• [EXERCISE DESCRIPTION] Collect every line of the records below that contains the word "Ингибиторы".

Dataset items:
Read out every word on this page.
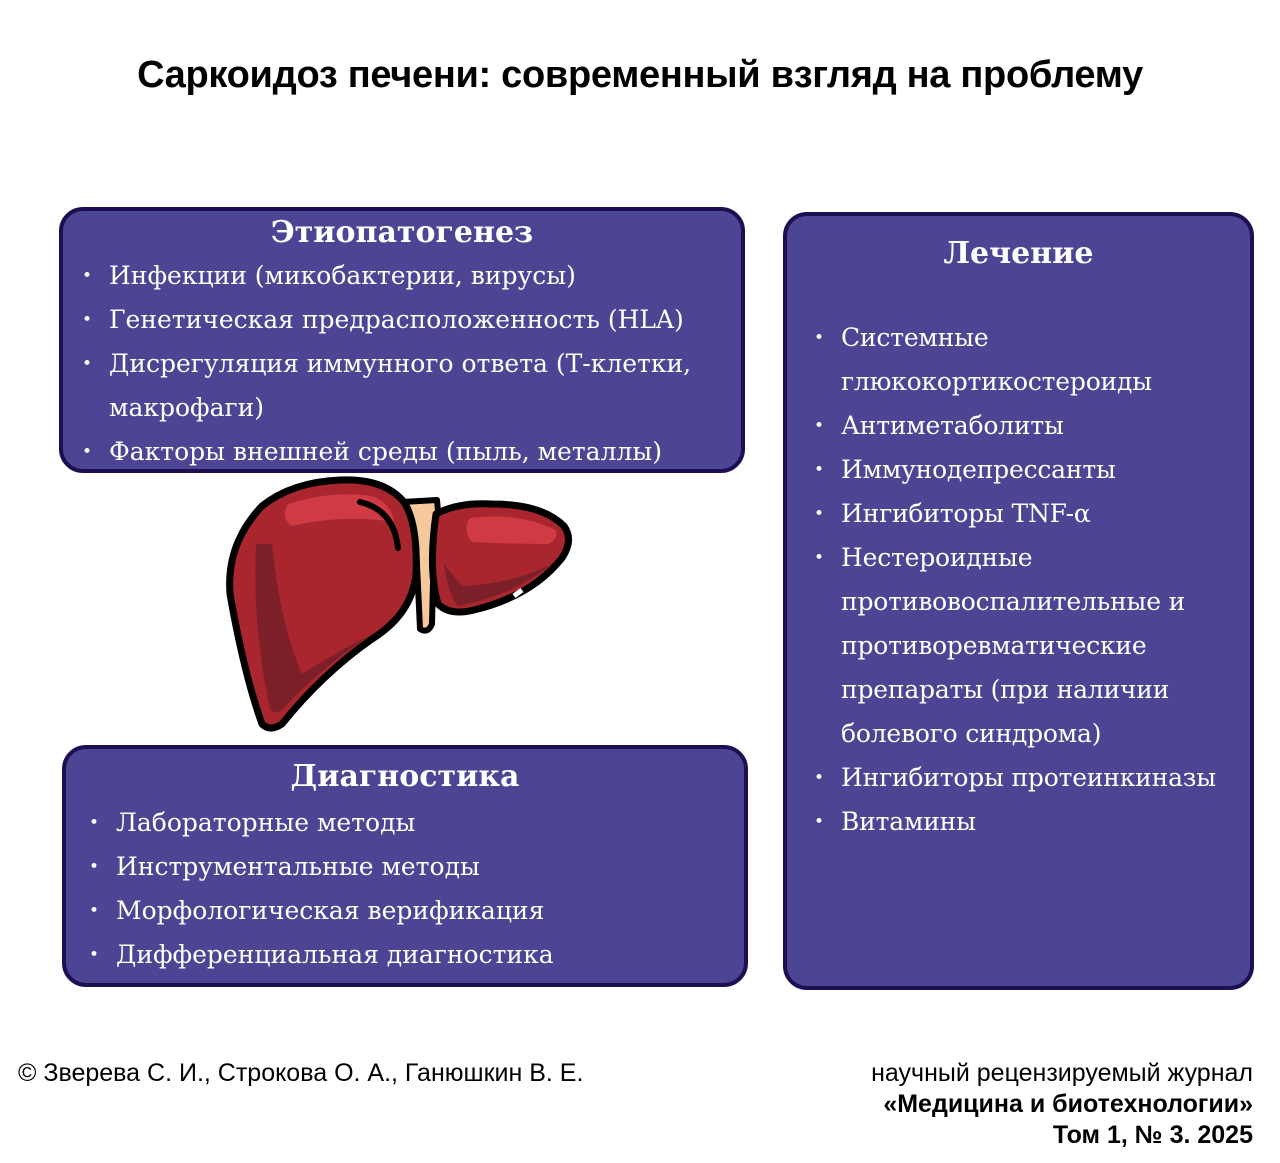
Саркоидоз печени: современный взгляд на проблему
Этиопатогенез
• Инфекции (микобактерии, вирусы)
• Генетическая предрасположенность (HLA)
• Дисрегуляция иммунного ответа (Т-клетки, макрофаги)
• Факторы внешней среды (пыль, металлы)
Диагностика
• Лабораторные методы
• Инструментальные методы
• Морфологическая верификация
• Дифференциальная диагностика
Лечение
• Системные глюкокортикостероиды
• Антиметаболиты
• Иммунодепрессанты
• Ингибиторы TNF-α
• Нестероидные противовоспалительные и противоревматические препараты (при наличии болевого синдрома)
• Ингибиторы протеинкиназы
• Витамины
© Зверева С. И., Строкова О. А., Ганюшкин В. Е.	научный рецензируемый журнал
«Медицина и биотехнологии»
Том 1, № 3. 2025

• [EXERCISE OUTPUT]
• Ингибиторы TNF-α
• Ингибиторы протеинкиназы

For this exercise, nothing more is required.